## start Material provided

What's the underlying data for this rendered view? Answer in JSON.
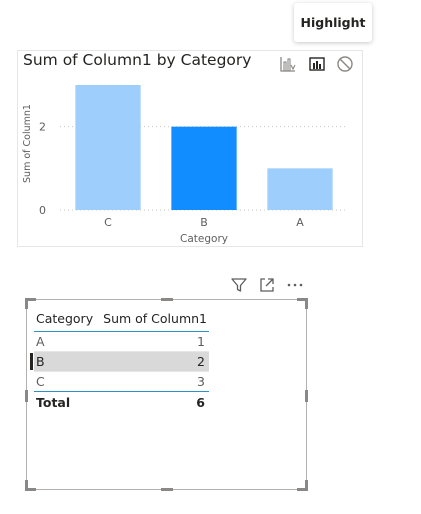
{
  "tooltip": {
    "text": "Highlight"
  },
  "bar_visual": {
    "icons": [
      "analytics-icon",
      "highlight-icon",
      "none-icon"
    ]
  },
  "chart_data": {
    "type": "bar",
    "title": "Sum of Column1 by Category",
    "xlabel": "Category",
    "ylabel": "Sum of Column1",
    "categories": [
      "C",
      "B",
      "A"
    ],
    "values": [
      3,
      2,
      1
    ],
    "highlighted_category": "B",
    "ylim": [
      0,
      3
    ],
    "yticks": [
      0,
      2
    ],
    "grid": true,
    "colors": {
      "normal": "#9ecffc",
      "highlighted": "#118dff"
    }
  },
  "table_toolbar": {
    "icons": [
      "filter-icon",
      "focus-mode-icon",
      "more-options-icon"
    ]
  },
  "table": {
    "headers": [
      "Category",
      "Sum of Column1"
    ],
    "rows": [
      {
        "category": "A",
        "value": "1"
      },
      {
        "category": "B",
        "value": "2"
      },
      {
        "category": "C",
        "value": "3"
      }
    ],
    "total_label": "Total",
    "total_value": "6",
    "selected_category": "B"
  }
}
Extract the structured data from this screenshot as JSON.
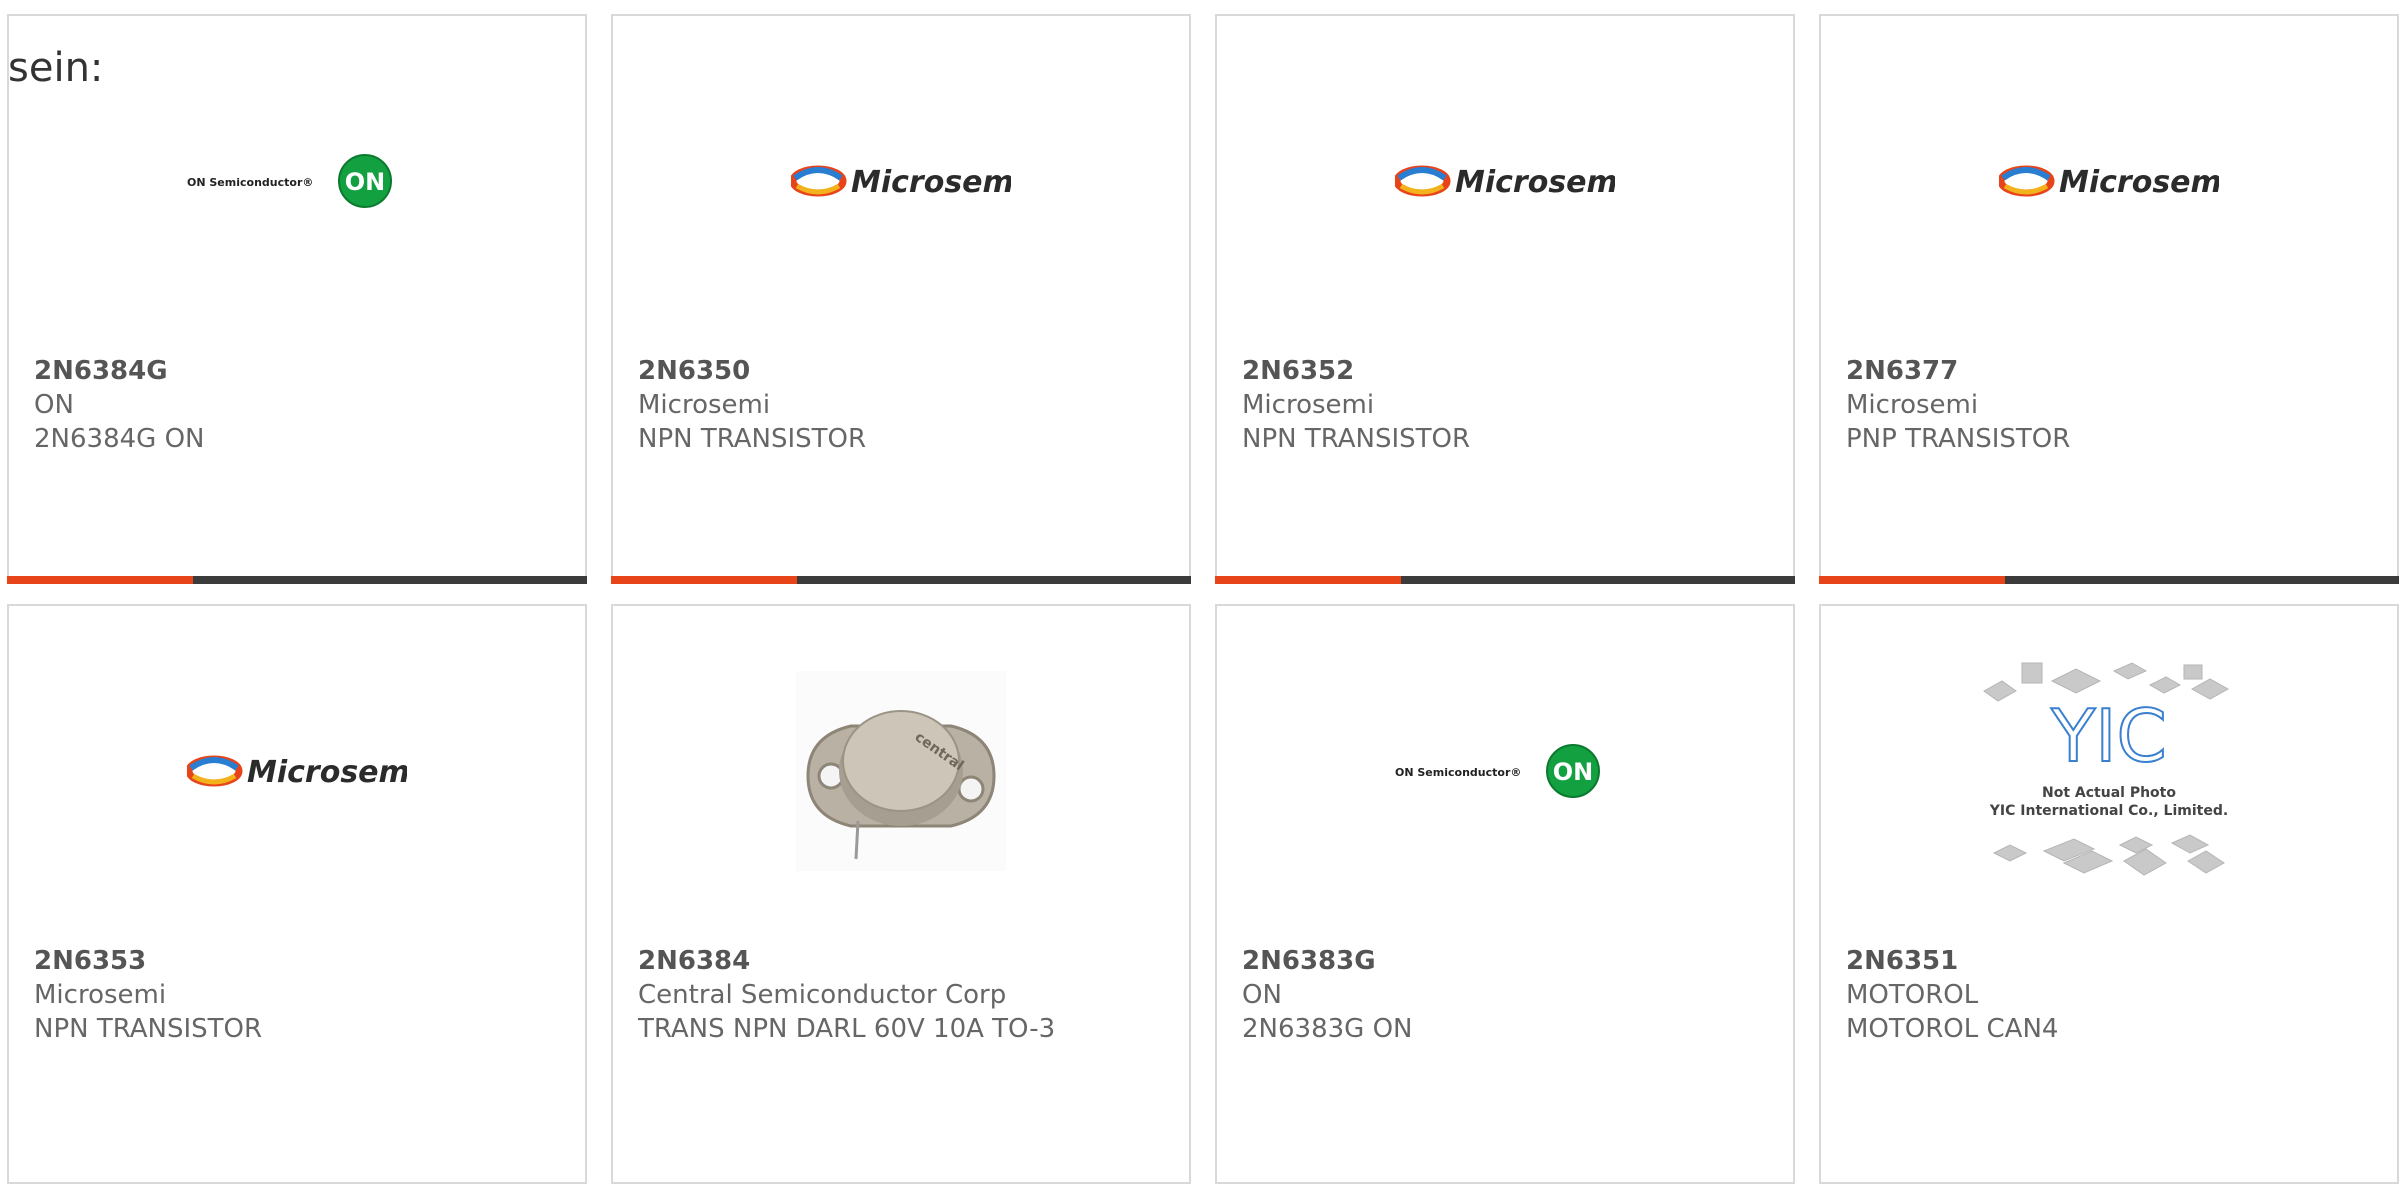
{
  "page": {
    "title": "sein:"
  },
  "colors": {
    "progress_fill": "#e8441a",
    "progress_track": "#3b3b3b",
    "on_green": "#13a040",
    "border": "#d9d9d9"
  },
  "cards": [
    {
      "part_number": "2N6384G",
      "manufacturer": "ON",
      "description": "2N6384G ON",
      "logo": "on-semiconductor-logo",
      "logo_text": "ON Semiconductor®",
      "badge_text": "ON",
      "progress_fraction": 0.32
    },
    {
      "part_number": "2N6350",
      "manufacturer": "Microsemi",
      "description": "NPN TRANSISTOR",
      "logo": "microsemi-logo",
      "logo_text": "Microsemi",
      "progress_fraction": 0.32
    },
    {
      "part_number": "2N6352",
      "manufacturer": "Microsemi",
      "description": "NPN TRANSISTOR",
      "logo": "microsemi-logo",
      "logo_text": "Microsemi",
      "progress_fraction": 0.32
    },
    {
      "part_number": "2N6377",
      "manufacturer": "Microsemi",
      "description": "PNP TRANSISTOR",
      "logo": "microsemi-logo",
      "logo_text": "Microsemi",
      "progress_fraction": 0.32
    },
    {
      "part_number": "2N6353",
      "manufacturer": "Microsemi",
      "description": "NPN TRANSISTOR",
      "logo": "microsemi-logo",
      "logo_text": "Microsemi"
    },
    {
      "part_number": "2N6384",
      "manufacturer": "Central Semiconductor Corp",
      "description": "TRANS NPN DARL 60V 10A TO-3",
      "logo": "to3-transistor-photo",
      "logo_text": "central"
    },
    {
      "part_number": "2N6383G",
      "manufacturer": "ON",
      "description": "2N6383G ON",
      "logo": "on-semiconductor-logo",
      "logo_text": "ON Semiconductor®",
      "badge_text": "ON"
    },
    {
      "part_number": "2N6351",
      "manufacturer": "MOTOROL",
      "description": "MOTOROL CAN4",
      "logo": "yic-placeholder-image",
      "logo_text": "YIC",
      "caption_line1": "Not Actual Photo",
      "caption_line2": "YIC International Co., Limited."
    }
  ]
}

## end Material provided
## start Material provided

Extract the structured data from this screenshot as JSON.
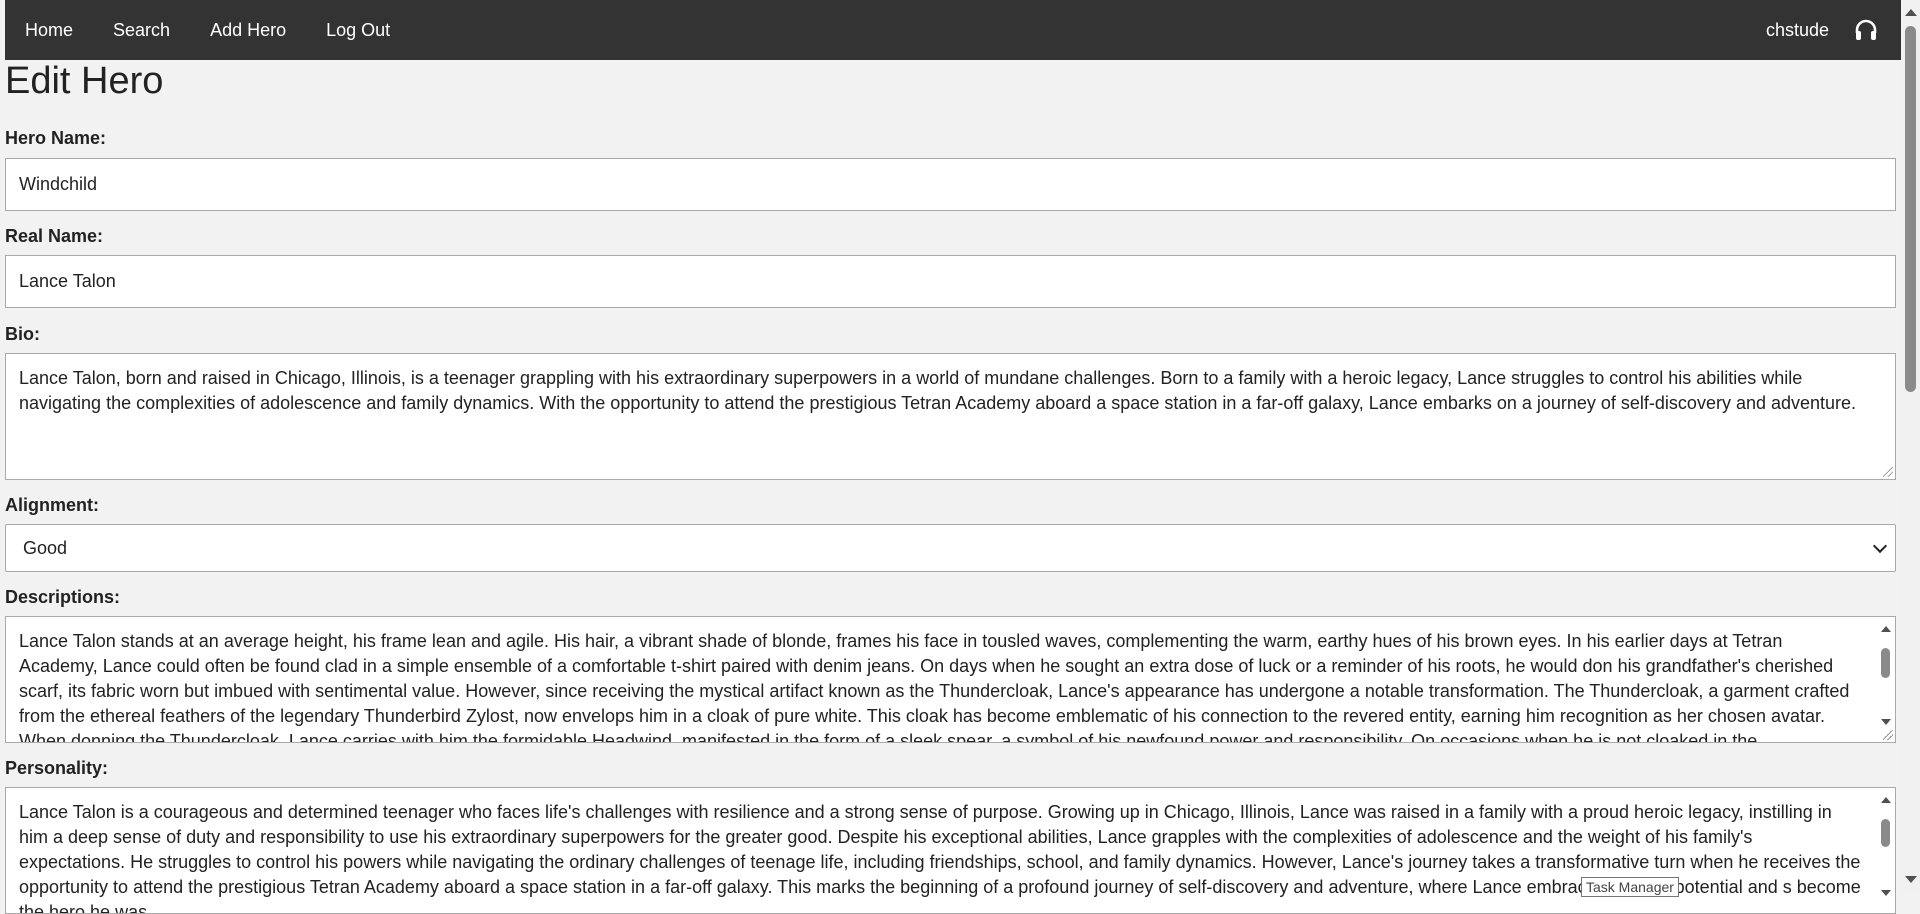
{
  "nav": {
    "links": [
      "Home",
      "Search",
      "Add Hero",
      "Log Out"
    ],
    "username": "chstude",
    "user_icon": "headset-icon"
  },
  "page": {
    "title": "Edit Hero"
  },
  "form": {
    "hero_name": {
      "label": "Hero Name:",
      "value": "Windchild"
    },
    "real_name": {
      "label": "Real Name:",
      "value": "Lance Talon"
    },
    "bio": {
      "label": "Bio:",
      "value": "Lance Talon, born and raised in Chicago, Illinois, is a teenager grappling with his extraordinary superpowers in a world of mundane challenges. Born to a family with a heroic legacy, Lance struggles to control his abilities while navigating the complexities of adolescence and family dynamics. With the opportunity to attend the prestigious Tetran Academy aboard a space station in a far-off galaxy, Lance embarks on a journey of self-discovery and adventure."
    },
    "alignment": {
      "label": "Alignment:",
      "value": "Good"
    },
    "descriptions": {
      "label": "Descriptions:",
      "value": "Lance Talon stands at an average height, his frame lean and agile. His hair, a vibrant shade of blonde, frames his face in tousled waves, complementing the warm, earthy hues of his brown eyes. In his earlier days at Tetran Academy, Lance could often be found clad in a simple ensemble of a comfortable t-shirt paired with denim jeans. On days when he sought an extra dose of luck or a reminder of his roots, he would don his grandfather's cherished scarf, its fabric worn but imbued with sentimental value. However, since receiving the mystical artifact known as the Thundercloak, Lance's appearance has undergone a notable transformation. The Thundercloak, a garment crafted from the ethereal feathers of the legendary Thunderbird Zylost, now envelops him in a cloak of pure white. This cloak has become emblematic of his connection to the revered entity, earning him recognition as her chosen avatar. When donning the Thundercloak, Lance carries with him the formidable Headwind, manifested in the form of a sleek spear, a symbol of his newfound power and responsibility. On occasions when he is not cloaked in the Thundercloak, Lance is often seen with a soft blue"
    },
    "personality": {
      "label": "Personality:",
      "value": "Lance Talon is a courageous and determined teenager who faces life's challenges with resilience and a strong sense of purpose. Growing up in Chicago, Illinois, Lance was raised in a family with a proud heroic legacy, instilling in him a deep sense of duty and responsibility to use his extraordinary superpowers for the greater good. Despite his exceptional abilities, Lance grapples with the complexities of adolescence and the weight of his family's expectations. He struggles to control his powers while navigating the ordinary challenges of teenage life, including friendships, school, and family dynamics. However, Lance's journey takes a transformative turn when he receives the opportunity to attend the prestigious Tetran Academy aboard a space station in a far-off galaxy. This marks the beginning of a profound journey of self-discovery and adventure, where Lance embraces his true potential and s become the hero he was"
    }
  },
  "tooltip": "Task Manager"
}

## end Material provided

Required task: Tell how many lines in the material contain the word "station". Only the number is wanted.

Solved exercise: 2